## Dataset records:
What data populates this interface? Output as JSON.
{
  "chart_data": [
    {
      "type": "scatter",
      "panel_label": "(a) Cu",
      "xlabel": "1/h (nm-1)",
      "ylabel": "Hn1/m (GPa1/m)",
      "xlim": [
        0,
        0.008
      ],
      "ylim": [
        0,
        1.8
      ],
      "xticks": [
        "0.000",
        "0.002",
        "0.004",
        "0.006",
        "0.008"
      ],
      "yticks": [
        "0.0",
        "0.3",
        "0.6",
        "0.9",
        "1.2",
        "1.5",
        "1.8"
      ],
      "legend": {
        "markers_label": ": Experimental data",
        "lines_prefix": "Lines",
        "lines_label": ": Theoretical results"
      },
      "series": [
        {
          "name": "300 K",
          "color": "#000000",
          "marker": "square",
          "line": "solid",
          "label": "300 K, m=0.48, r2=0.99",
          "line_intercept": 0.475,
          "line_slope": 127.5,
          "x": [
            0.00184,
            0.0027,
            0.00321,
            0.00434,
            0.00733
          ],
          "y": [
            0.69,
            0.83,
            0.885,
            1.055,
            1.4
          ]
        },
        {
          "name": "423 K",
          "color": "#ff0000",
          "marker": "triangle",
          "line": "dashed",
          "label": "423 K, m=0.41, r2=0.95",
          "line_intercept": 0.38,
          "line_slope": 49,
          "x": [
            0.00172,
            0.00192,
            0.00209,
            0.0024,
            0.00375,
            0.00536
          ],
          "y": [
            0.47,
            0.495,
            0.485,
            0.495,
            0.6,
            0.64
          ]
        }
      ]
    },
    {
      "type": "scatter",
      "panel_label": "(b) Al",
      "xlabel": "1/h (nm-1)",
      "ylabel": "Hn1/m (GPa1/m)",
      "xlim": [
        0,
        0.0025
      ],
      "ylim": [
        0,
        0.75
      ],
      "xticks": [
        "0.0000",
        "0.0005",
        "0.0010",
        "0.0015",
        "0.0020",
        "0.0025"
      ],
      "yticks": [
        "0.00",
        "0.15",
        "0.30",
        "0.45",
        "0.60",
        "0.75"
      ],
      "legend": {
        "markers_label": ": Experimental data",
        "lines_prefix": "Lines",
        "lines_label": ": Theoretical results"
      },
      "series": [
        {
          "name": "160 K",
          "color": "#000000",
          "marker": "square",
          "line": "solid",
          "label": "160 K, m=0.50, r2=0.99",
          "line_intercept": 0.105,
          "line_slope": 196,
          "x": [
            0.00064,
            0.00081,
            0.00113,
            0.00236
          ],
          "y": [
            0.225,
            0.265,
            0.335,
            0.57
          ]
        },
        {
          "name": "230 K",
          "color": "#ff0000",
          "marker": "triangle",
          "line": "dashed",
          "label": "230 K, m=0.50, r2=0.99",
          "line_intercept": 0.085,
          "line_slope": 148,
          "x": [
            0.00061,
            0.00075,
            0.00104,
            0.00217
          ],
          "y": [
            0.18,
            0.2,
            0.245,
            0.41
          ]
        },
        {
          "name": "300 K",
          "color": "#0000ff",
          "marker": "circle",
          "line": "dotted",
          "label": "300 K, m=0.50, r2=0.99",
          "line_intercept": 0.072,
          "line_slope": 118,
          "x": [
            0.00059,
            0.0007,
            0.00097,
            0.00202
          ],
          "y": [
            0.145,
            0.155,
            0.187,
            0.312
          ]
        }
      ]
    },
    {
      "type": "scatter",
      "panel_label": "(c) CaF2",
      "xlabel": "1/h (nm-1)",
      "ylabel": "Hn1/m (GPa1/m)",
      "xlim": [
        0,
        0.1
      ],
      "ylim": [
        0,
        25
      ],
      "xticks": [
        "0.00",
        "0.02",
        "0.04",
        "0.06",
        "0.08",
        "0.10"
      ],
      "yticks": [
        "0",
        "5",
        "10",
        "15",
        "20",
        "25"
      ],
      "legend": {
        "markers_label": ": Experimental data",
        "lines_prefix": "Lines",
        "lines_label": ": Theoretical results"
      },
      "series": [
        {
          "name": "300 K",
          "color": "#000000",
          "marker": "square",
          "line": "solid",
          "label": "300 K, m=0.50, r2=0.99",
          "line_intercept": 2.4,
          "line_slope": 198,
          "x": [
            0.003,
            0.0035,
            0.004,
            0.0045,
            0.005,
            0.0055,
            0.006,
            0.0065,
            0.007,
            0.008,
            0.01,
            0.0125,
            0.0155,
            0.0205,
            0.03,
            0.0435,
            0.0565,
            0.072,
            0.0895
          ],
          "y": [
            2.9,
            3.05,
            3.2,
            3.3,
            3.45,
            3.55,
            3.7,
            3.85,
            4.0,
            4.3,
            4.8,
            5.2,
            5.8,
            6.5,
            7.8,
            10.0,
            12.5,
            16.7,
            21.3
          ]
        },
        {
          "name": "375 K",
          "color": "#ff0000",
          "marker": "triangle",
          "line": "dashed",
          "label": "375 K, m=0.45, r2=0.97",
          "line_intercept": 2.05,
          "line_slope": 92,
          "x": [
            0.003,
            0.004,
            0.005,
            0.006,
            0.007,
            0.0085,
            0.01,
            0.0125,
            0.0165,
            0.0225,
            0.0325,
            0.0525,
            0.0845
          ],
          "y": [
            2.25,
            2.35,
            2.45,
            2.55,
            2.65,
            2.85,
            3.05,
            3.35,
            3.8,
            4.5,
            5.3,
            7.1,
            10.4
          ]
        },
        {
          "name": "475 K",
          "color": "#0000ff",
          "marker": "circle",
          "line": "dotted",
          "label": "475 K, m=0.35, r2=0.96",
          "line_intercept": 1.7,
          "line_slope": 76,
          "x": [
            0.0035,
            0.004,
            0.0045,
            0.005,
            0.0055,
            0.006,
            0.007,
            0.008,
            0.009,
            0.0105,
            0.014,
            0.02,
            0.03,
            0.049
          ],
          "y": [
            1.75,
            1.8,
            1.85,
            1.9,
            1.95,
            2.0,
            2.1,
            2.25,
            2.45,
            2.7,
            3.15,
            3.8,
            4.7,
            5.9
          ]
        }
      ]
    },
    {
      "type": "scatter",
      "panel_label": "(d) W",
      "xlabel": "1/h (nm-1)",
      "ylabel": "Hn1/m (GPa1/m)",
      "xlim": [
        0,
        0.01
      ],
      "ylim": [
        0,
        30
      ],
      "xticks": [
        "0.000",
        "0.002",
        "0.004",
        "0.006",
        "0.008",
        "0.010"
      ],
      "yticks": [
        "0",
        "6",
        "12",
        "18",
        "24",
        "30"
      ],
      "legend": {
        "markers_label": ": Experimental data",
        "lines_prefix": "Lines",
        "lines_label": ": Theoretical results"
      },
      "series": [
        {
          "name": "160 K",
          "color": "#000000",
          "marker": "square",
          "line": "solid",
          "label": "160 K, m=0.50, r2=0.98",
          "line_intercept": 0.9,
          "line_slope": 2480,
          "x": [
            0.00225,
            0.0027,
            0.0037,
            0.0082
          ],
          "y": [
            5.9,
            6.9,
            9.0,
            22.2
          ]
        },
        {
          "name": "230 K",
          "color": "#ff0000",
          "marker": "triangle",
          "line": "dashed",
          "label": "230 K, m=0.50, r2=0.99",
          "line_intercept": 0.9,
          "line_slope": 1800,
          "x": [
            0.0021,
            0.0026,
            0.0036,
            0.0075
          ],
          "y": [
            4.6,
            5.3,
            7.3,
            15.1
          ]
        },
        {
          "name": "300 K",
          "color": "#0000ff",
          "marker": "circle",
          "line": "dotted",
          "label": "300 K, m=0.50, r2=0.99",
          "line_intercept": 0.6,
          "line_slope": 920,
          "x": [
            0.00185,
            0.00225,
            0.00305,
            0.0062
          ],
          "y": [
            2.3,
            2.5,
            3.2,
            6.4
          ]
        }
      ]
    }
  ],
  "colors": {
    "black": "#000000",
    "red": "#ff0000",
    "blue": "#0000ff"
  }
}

## Exercise aim:
Copy all data exactly, start to finish.

## The result:
What data populates this interface? Output as JSON.
{
  "chart_data": [
    {
      "type": "scatter",
      "panel_label": "(a) Cu",
      "xlabel": "1/h (nm-1)",
      "ylabel": "Hn1/m (GPa1/m)",
      "xlim": [
        0,
        0.008
      ],
      "ylim": [
        0,
        1.8
      ],
      "xticks": [
        "0.000",
        "0.002",
        "0.004",
        "0.006",
        "0.008"
      ],
      "yticks": [
        "0.0",
        "0.3",
        "0.6",
        "0.9",
        "1.2",
        "1.5",
        "1.8"
      ],
      "legend": {
        "markers_label": ": Experimental data",
        "lines_prefix": "Lines",
        "lines_label": ": Theoretical results"
      },
      "series": [
        {
          "name": "300 K",
          "color": "#000000",
          "marker": "square",
          "line": "solid",
          "label": "300 K, m=0.48, r2=0.99",
          "line_intercept": 0.475,
          "line_slope": 127.5,
          "x": [
            0.00184,
            0.0027,
            0.00321,
            0.00434,
            0.00733
          ],
          "y": [
            0.69,
            0.83,
            0.885,
            1.055,
            1.4
          ]
        },
        {
          "name": "423 K",
          "color": "#ff0000",
          "marker": "triangle",
          "line": "dashed",
          "label": "423 K, m=0.41, r2=0.95",
          "line_intercept": 0.38,
          "line_slope": 49,
          "x": [
            0.00172,
            0.00192,
            0.00209,
            0.0024,
            0.00375,
            0.00536
          ],
          "y": [
            0.47,
            0.495,
            0.485,
            0.495,
            0.6,
            0.64
          ]
        }
      ]
    },
    {
      "type": "scatter",
      "panel_label": "(b) Al",
      "xlabel": "1/h (nm-1)",
      "ylabel": "Hn1/m (GPa1/m)",
      "xlim": [
        0,
        0.0025
      ],
      "ylim": [
        0,
        0.75
      ],
      "xticks": [
        "0.0000",
        "0.0005",
        "0.0010",
        "0.0015",
        "0.0020",
        "0.0025"
      ],
      "yticks": [
        "0.00",
        "0.15",
        "0.30",
        "0.45",
        "0.60",
        "0.75"
      ],
      "legend": {
        "markers_label": ": Experimental data",
        "lines_prefix": "Lines",
        "lines_label": ": Theoretical results"
      },
      "series": [
        {
          "name": "160 K",
          "color": "#000000",
          "marker": "square",
          "line": "solid",
          "label": "160 K, m=0.50, r2=0.99",
          "line_intercept": 0.105,
          "line_slope": 196,
          "x": [
            0.00064,
            0.00081,
            0.00113,
            0.00236
          ],
          "y": [
            0.225,
            0.265,
            0.335,
            0.57
          ]
        },
        {
          "name": "230 K",
          "color": "#ff0000",
          "marker": "triangle",
          "line": "dashed",
          "label": "230 K, m=0.50, r2=0.99",
          "line_intercept": 0.085,
          "line_slope": 148,
          "x": [
            0.00061,
            0.00075,
            0.00104,
            0.00217
          ],
          "y": [
            0.18,
            0.2,
            0.245,
            0.41
          ]
        },
        {
          "name": "300 K",
          "color": "#0000ff",
          "marker": "circle",
          "line": "dotted",
          "label": "300 K, m=0.50, r2=0.99",
          "line_intercept": 0.072,
          "line_slope": 118,
          "x": [
            0.00059,
            0.0007,
            0.00097,
            0.00202
          ],
          "y": [
            0.145,
            0.155,
            0.187,
            0.312
          ]
        }
      ]
    },
    {
      "type": "scatter",
      "panel_label": "(c) CaF2",
      "xlabel": "1/h (nm-1)",
      "ylabel": "Hn1/m (GPa1/m)",
      "xlim": [
        0,
        0.1
      ],
      "ylim": [
        0,
        25
      ],
      "xticks": [
        "0.00",
        "0.02",
        "0.04",
        "0.06",
        "0.08",
        "0.10"
      ],
      "yticks": [
        "0",
        "5",
        "10",
        "15",
        "20",
        "25"
      ],
      "legend": {
        "markers_label": ": Experimental data",
        "lines_prefix": "Lines",
        "lines_label": ": Theoretical results"
      },
      "series": [
        {
          "name": "300 K",
          "color": "#000000",
          "marker": "square",
          "line": "solid",
          "label": "300 K, m=0.50, r2=0.99",
          "line_intercept": 2.4,
          "line_slope": 198,
          "x": [
            0.003,
            0.0035,
            0.004,
            0.0045,
            0.005,
            0.0055,
            0.006,
            0.0065,
            0.007,
            0.008,
            0.01,
            0.0125,
            0.0155,
            0.0205,
            0.03,
            0.0435,
            0.0565,
            0.072,
            0.0895
          ],
          "y": [
            2.9,
            3.05,
            3.2,
            3.3,
            3.45,
            3.55,
            3.7,
            3.85,
            4.0,
            4.3,
            4.8,
            5.2,
            5.8,
            6.5,
            7.8,
            10.0,
            12.5,
            16.7,
            21.3
          ]
        },
        {
          "name": "375 K",
          "color": "#ff0000",
          "marker": "triangle",
          "line": "dashed",
          "label": "375 K, m=0.45, r2=0.97",
          "line_intercept": 2.05,
          "line_slope": 92,
          "x": [
            0.003,
            0.004,
            0.005,
            0.006,
            0.007,
            0.0085,
            0.01,
            0.0125,
            0.0165,
            0.0225,
            0.0325,
            0.0525,
            0.0845
          ],
          "y": [
            2.25,
            2.35,
            2.45,
            2.55,
            2.65,
            2.85,
            3.05,
            3.35,
            3.8,
            4.5,
            5.3,
            7.1,
            10.4
          ]
        },
        {
          "name": "475 K",
          "color": "#0000ff",
          "marker": "circle",
          "line": "dotted",
          "label": "475 K, m=0.35, r2=0.96",
          "line_intercept": 1.7,
          "line_slope": 76,
          "x": [
            0.0035,
            0.004,
            0.0045,
            0.005,
            0.0055,
            0.006,
            0.007,
            0.008,
            0.009,
            0.0105,
            0.014,
            0.02,
            0.03,
            0.049
          ],
          "y": [
            1.75,
            1.8,
            1.85,
            1.9,
            1.95,
            2.0,
            2.1,
            2.25,
            2.45,
            2.7,
            3.15,
            3.8,
            4.7,
            5.9
          ]
        }
      ]
    },
    {
      "type": "scatter",
      "panel_label": "(d) W",
      "xlabel": "1/h (nm-1)",
      "ylabel": "Hn1/m (GPa1/m)",
      "xlim": [
        0,
        0.01
      ],
      "ylim": [
        0,
        30
      ],
      "xticks": [
        "0.000",
        "0.002",
        "0.004",
        "0.006",
        "0.008",
        "0.010"
      ],
      "yticks": [
        "0",
        "6",
        "12",
        "18",
        "24",
        "30"
      ],
      "legend": {
        "markers_label": ": Experimental data",
        "lines_prefix": "Lines",
        "lines_label": ": Theoretical results"
      },
      "series": [
        {
          "name": "160 K",
          "color": "#000000",
          "marker": "square",
          "line": "solid",
          "label": "160 K, m=0.50, r2=0.98",
          "line_intercept": 0.9,
          "line_slope": 2480,
          "x": [
            0.00225,
            0.0027,
            0.0037,
            0.0082
          ],
          "y": [
            5.9,
            6.9,
            9.0,
            22.2
          ]
        },
        {
          "name": "230 K",
          "color": "#ff0000",
          "marker": "triangle",
          "line": "dashed",
          "label": "230 K, m=0.50, r2=0.99",
          "line_intercept": 0.9,
          "line_slope": 1800,
          "x": [
            0.0021,
            0.0026,
            0.0036,
            0.0075
          ],
          "y": [
            4.6,
            5.3,
            7.3,
            15.1
          ]
        },
        {
          "name": "300 K",
          "color": "#0000ff",
          "marker": "circle",
          "line": "dotted",
          "label": "300 K, m=0.50, r2=0.99",
          "line_intercept": 0.6,
          "line_slope": 920,
          "x": [
            0.00185,
            0.00225,
            0.00305,
            0.0062
          ],
          "y": [
            2.3,
            2.5,
            3.2,
            6.4
          ]
        }
      ]
    }
  ],
  "colors": {
    "black": "#000000",
    "red": "#ff0000",
    "blue": "#0000ff"
  }
}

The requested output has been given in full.